[Objective]: Count lines holding the string "recommended" in the data that follows. Reply with one number only.

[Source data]
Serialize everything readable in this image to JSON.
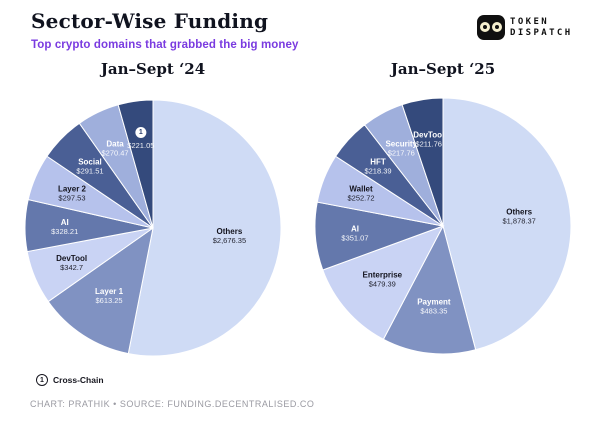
{
  "header": {
    "title": "Sector-Wise Funding",
    "subtitle": "Top crypto domains that grabbed the big money",
    "accent_color": "#7a3be0",
    "logo": {
      "line1": "TOKEN",
      "line2": "DISPATCH"
    }
  },
  "footnote": {
    "marker": "1",
    "label": "Cross-Chain"
  },
  "credit": "CHART: PRATHIK • SOURCE: FUNDING.DECENTRALISED.CO",
  "chart_data": [
    {
      "type": "pie",
      "title": "Jan–Sept ‘24",
      "direction": "clockwise",
      "start_angle_deg": 0,
      "legend_position": "labels-inside-slices",
      "slices": [
        {
          "label": "Others",
          "value": 2676.35,
          "display": "$2,676.35",
          "color": "#cfdbf5"
        },
        {
          "label": "Layer 1",
          "value": 613.25,
          "display": "$613.25",
          "color": "#8092c2"
        },
        {
          "label": "DevTool",
          "value": 342.7,
          "display": "$342.7",
          "color": "#c9d3f4"
        },
        {
          "label": "AI",
          "value": 328.21,
          "display": "$328.21",
          "color": "#6478ac"
        },
        {
          "label": "Layer 2",
          "value": 297.53,
          "display": "$297.53",
          "color": "#b6c2ec"
        },
        {
          "label": "Social",
          "value": 291.51,
          "display": "$291.51",
          "color": "#4a5f95"
        },
        {
          "label": "Data",
          "value": 270.47,
          "display": "$270.47",
          "color": "#9fafdc"
        },
        {
          "label": "Cross-Chain",
          "value": 221.05,
          "display": "$221.05",
          "color": "#344a7c",
          "badge": "1"
        }
      ]
    },
    {
      "type": "pie",
      "title": "Jan–Sept ‘25",
      "direction": "clockwise",
      "start_angle_deg": 0,
      "legend_position": "labels-inside-slices",
      "slices": [
        {
          "label": "Others",
          "value": 1878.37,
          "display": "$1,878.37",
          "color": "#cfdbf5"
        },
        {
          "label": "Payment",
          "value": 483.35,
          "display": "$483.35",
          "color": "#8092c2"
        },
        {
          "label": "Enterprise",
          "value": 479.39,
          "display": "$479.39",
          "color": "#c9d3f4"
        },
        {
          "label": "AI",
          "value": 351.07,
          "display": "$351.07",
          "color": "#6478ac"
        },
        {
          "label": "Wallet",
          "value": 252.72,
          "display": "$252.72",
          "color": "#b6c2ec"
        },
        {
          "label": "HFT",
          "value": 218.39,
          "display": "$218.39",
          "color": "#4a5f95"
        },
        {
          "label": "Security",
          "value": 217.76,
          "display": "$217.76",
          "color": "#9fafdc"
        },
        {
          "label": "DevTool",
          "value": 211.76,
          "display": "$211.76",
          "color": "#344a7c"
        }
      ]
    }
  ]
}
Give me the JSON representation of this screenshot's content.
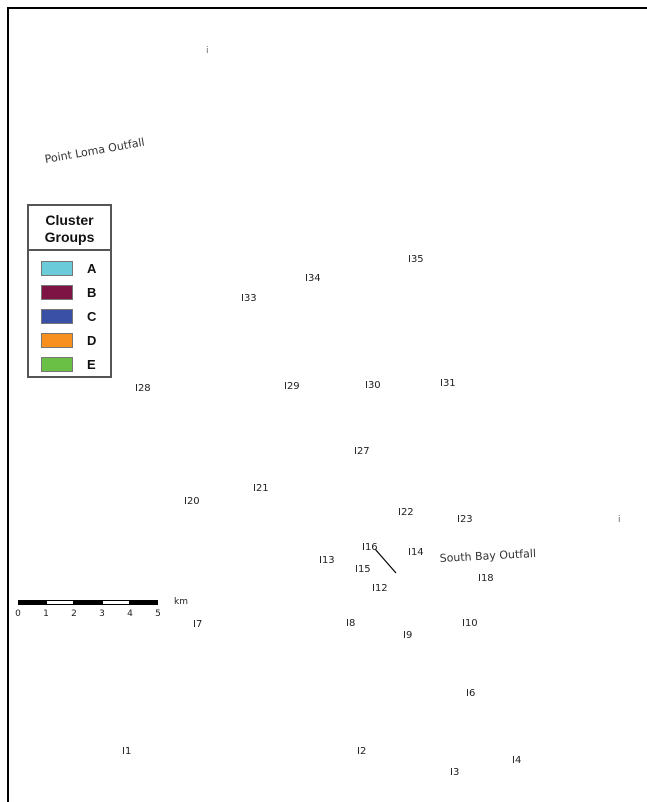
{
  "map": {
    "outfalls": [
      {
        "name": "Point Loma Outfall"
      },
      {
        "name": "South Bay Outfall"
      }
    ],
    "stations": [
      "I1",
      "I2",
      "I3",
      "I4",
      "I6",
      "I7",
      "I8",
      "I9",
      "I10",
      "I12",
      "I13",
      "I14",
      "I15",
      "I16",
      "I18",
      "I20",
      "I21",
      "I22",
      "I23",
      "I27",
      "I28",
      "I29",
      "I30",
      "I31",
      "I33",
      "I34",
      "I35"
    ],
    "edge_marks": [
      "i",
      "i"
    ]
  },
  "legend": {
    "title": "Cluster Groups",
    "items": [
      {
        "label": "A",
        "color": "#6ccbd9"
      },
      {
        "label": "B",
        "color": "#7d1443"
      },
      {
        "label": "C",
        "color": "#3a4fa6"
      },
      {
        "label": "D",
        "color": "#f7901e"
      },
      {
        "label": "E",
        "color": "#6abf45"
      }
    ]
  },
  "scale_bar": {
    "unit": "km",
    "ticks": [
      "0",
      "1",
      "2",
      "3",
      "4",
      "5"
    ]
  }
}
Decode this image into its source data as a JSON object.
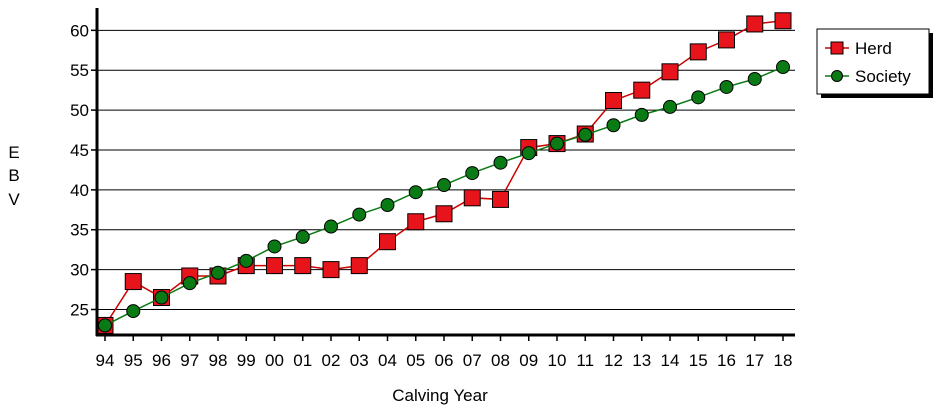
{
  "chart_data": {
    "type": "line",
    "x": [
      "94",
      "95",
      "96",
      "97",
      "98",
      "99",
      "00",
      "01",
      "02",
      "03",
      "04",
      "05",
      "06",
      "07",
      "08",
      "09",
      "10",
      "11",
      "12",
      "13",
      "14",
      "15",
      "16",
      "17",
      "18"
    ],
    "series": [
      {
        "name": "Herd",
        "color": "#e8141b",
        "line_color": "#cc0000",
        "marker": "square",
        "values": [
          23.0,
          28.5,
          26.5,
          29.2,
          29.2,
          30.5,
          30.5,
          30.5,
          30.0,
          30.5,
          33.5,
          36.0,
          37.0,
          39.0,
          38.8,
          45.3,
          45.8,
          47.0,
          51.2,
          52.5,
          54.8,
          57.3,
          58.8,
          60.8,
          61.2
        ]
      },
      {
        "name": "Society",
        "color": "#0a7a14",
        "line_color": "#0a7a14",
        "marker": "circle",
        "values": [
          23.0,
          24.8,
          26.5,
          28.3,
          29.6,
          31.1,
          32.9,
          34.1,
          35.4,
          36.9,
          38.1,
          39.7,
          40.6,
          42.1,
          43.4,
          44.6,
          45.8,
          46.9,
          48.1,
          49.4,
          50.4,
          51.6,
          52.9,
          53.9,
          55.4
        ]
      }
    ],
    "xlabel": "Calving Year",
    "ylabel": "EBV",
    "ylabel_letters": [
      "E",
      "B",
      "V"
    ],
    "yticks": [
      25,
      30,
      35,
      40,
      45,
      50,
      55,
      60
    ],
    "ylim": [
      21.8,
      62.8
    ],
    "grid": true,
    "legend_position": "top-right"
  }
}
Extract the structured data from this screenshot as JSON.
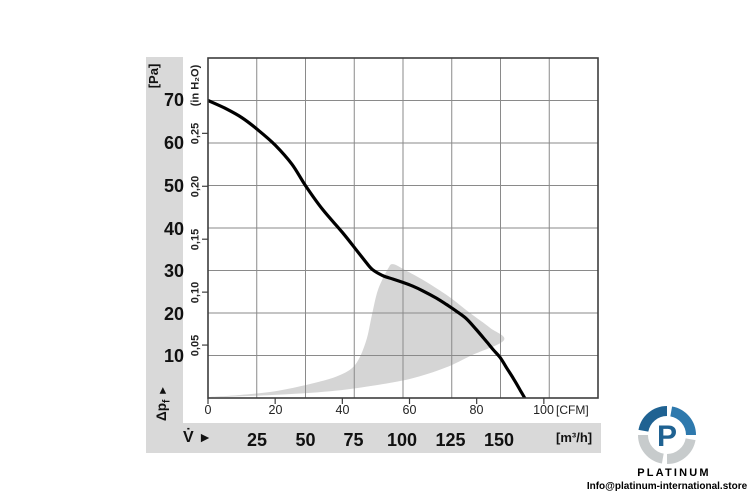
{
  "page": {
    "background": "#ffffff"
  },
  "chart_data": {
    "type": "line",
    "title": "",
    "description": "Fan static pressure vs airflow performance curve with recommended operating range",
    "grid": {
      "x_interval_m3h": 25,
      "y_interval_pa": 10,
      "color": "#8a8a8a",
      "frame_color": "#3d3d3d"
    },
    "y_axis_left": {
      "unit_label": "[Pa]",
      "axis_label": "Δp",
      "axis_label_sub": "f",
      "axis_arrow": "►",
      "range_pa": [
        0,
        80
      ],
      "ticks": [
        "70",
        "60",
        "50",
        "40",
        "30",
        "20",
        "10"
      ],
      "tick_values": [
        70,
        60,
        50,
        40,
        30,
        20,
        10
      ]
    },
    "y_axis_inner": {
      "unit_label": "(in H₂O)",
      "ticks": [
        "0,25",
        "0,20",
        "0,15",
        "0,10",
        "0,05"
      ],
      "tick_values_inh2o": [
        0.25,
        0.2,
        0.15,
        0.1,
        0.05
      ]
    },
    "x_axis_cfm": {
      "unit_label": "[CFM]",
      "ticks": [
        "0",
        "20",
        "40",
        "60",
        "80",
        "100"
      ],
      "tick_values": [
        0,
        20,
        40,
        60,
        80,
        100
      ]
    },
    "x_axis_m3h": {
      "axis_label": "V̇",
      "axis_arrow": "►",
      "unit_label": "[m³/h]",
      "ticks": [
        "25",
        "50",
        "75",
        "100",
        "125",
        "150"
      ],
      "tick_values": [
        25,
        50,
        75,
        100,
        125,
        150
      ]
    },
    "series": [
      {
        "name": "fan-curve",
        "color": "#000000",
        "points_cfm_pa": [
          [
            0,
            70
          ],
          [
            5,
            68.2
          ],
          [
            10,
            66
          ],
          [
            15,
            63
          ],
          [
            20,
            59.5
          ],
          [
            25,
            55
          ],
          [
            29,
            50
          ],
          [
            34,
            44.5
          ],
          [
            40,
            39
          ],
          [
            44,
            35
          ],
          [
            47,
            32
          ],
          [
            49,
            30.2
          ],
          [
            52,
            28.8
          ],
          [
            55,
            28
          ],
          [
            58,
            27.2
          ],
          [
            61,
            26.3
          ],
          [
            64,
            25.2
          ],
          [
            68,
            23.5
          ],
          [
            71,
            22
          ],
          [
            74,
            20.4
          ],
          [
            77,
            18.6
          ],
          [
            80,
            16
          ],
          [
            83,
            13.2
          ],
          [
            85,
            11.3
          ],
          [
            87,
            9.5
          ],
          [
            89,
            7
          ],
          [
            91,
            4.5
          ],
          [
            93,
            1.8
          ],
          [
            94.3,
            0
          ]
        ]
      }
    ],
    "operating_range": {
      "name": "recommended-operating-range",
      "color": "#d5d5d5",
      "points_cfm_pa": [
        [
          0.6,
          0.2
        ],
        [
          19.1,
          0.7
        ],
        [
          36.4,
          1.6
        ],
        [
          48.2,
          2.8
        ],
        [
          60.2,
          4.5
        ],
        [
          70.6,
          7.1
        ],
        [
          78.6,
          10.1
        ],
        [
          88.1,
          13.6
        ],
        [
          84,
          16.5
        ],
        [
          78,
          20
        ],
        [
          71.5,
          24
        ],
        [
          64.6,
          27.5
        ],
        [
          58.7,
          30.1
        ],
        [
          55.1,
          31.5
        ],
        [
          53.6,
          30.4
        ],
        [
          50.6,
          25.4
        ],
        [
          48.8,
          19.5
        ],
        [
          47,
          13.2
        ],
        [
          43.8,
          7.8
        ],
        [
          38.7,
          5.2
        ],
        [
          30.4,
          3.3
        ],
        [
          20,
          1.6
        ],
        [
          9.5,
          0.7
        ]
      ]
    }
  },
  "footer_logo": {
    "brand": "PLATINUM",
    "monogram": "P",
    "email": "Info@platinum-international.store",
    "brand_color": "#1d5e8d",
    "logo_blue_dark": "#1f6292",
    "logo_blue_light": "#2e79ad",
    "logo_gray": "#c7cbcc"
  }
}
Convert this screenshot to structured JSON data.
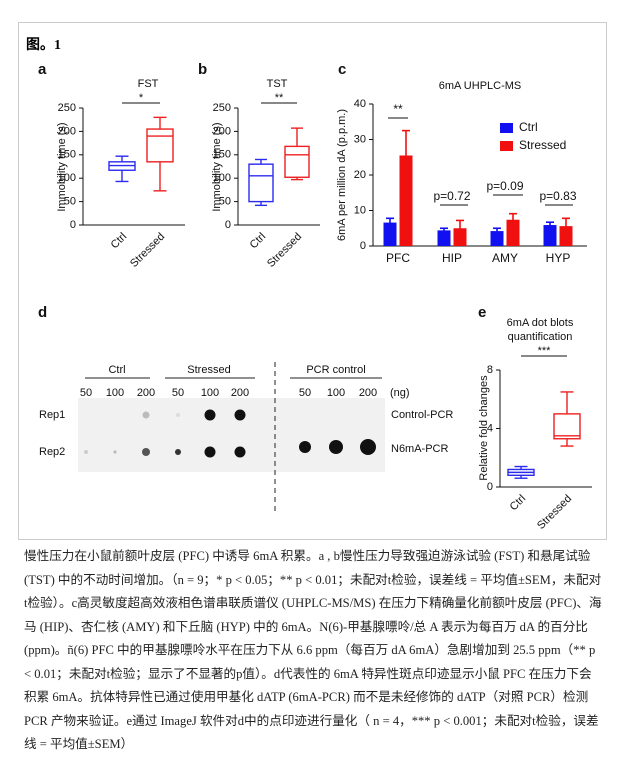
{
  "figure_label": "图。1",
  "chart_data": [
    {
      "type": "box",
      "panel": "a",
      "title": "FST",
      "ylabel": "Immobility time (s)",
      "categories": [
        "Ctrl",
        "Stressed"
      ],
      "colors": [
        "#2b2bf0",
        "#ee2020"
      ],
      "boxes": [
        {
          "whislo": 93,
          "q1": 117,
          "med": 127,
          "q3": 135,
          "whishi": 147
        },
        {
          "whislo": 73,
          "q1": 135,
          "med": 190,
          "q3": 205,
          "whishi": 230
        }
      ],
      "ylim": [
        0,
        250
      ],
      "yticks": [
        0,
        50,
        100,
        150,
        200,
        250
      ],
      "significance": "*"
    },
    {
      "type": "box",
      "panel": "b",
      "title": "TST",
      "ylabel": "Immobility time (s)",
      "categories": [
        "Ctrl",
        "Stressed"
      ],
      "colors": [
        "#2b2bf0",
        "#ee2020"
      ],
      "boxes": [
        {
          "whislo": 42,
          "q1": 50,
          "med": 105,
          "q3": 130,
          "whishi": 140
        },
        {
          "whislo": 97,
          "q1": 102,
          "med": 150,
          "q3": 168,
          "whishi": 207
        }
      ],
      "ylim": [
        0,
        250
      ],
      "yticks": [
        0,
        50,
        100,
        150,
        200,
        250
      ],
      "significance": "**"
    },
    {
      "type": "bar",
      "panel": "c",
      "title": "6mA UHPLC-MS",
      "ylabel": "6mA per million dA (p.p.m.)",
      "categories": [
        "PFC",
        "HIP",
        "AMY",
        "HYP"
      ],
      "series": [
        {
          "name": "Ctrl",
          "color": "#1010f0",
          "values": [
            6.6,
            4.4,
            4.2,
            5.9
          ],
          "errors": [
            1.2,
            0.6,
            0.8,
            0.8
          ]
        },
        {
          "name": "Stressed",
          "color": "#f01010",
          "values": [
            25.5,
            5.0,
            7.4,
            5.6
          ],
          "errors": [
            7.0,
            2.2,
            1.7,
            2.2
          ]
        }
      ],
      "ylim": [
        0,
        40
      ],
      "yticks": [
        0,
        10,
        20,
        30,
        40
      ],
      "annotations": [
        "**",
        "p=0.72",
        "p=0.09",
        "p=0.83"
      ],
      "legend": "upper right"
    },
    {
      "type": "box",
      "panel": "e",
      "title_lines": [
        "6mA dot blots",
        "quantification"
      ],
      "ylabel": "Relative fold changes",
      "categories": [
        "Ctrl",
        "Stressed"
      ],
      "colors": [
        "#2b2bf0",
        "#ee2020"
      ],
      "boxes": [
        {
          "whislo": 0.6,
          "q1": 0.8,
          "med": 1.0,
          "q3": 1.2,
          "whishi": 1.4
        },
        {
          "whislo": 2.8,
          "q1": 3.3,
          "med": 3.5,
          "q3": 5.0,
          "whishi": 6.5
        }
      ],
      "ylim": [
        0,
        8
      ],
      "yticks": [
        0,
        4,
        8
      ],
      "significance": "***"
    }
  ],
  "blot": {
    "panel": "d",
    "groups": [
      "Ctrl",
      "Stressed",
      "PCR control"
    ],
    "amounts": [
      50,
      100,
      200
    ],
    "unit": "(ng)",
    "rows": [
      "Rep1",
      "Rep2"
    ],
    "row_notes": [
      "Control-PCR",
      "N6mA-PCR"
    ]
  },
  "caption": "慢性压力在小鼠前额叶皮层 (PFC) 中诱导 6mA 积累。a , b慢性压力导致强迫游泳试验 (FST) 和悬尾试验 (TST) 中的不动时间增加。（n = 9；* p < 0.05；** p < 0.01；未配对t检验，误差线 = 平均值±SEM，未配对t检验）。c高灵敏度超高效液相色谱串联质谱仪 (UHPLC-MS/MS) 在压力下精确量化前额叶皮层 (PFC)、海马 (HIP)、杏仁核 (AMY) 和下丘脑 (HYP) 中的 6mA。N(6)-甲基腺嘌呤/总 A 表示为每百万 dA 的百分比 (ppm)。ñ(6) PFC 中的甲基腺嘌呤水平在压力下从 6.6 ppm（每百万 dA 6mA）急剧增加到 25.5 ppm（** p < 0.01；未配对t检验；显示了不显著的p值）。d代表性的 6mA 特异性斑点印迹显示小鼠 PFC 在压力下会积累 6mA。抗体特异性已通过使用甲基化 dATP (6mA-PCR) 而不是未经修饰的 dATP（对照 PCR）检测 PCR 产物来验证。e通过 ImageJ 软件对d中的点印迹进行量化（ n = 4，*** p < 0.001；未配对t检验，误差线 = 平均值±SEM）"
}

[Output for this task]: 2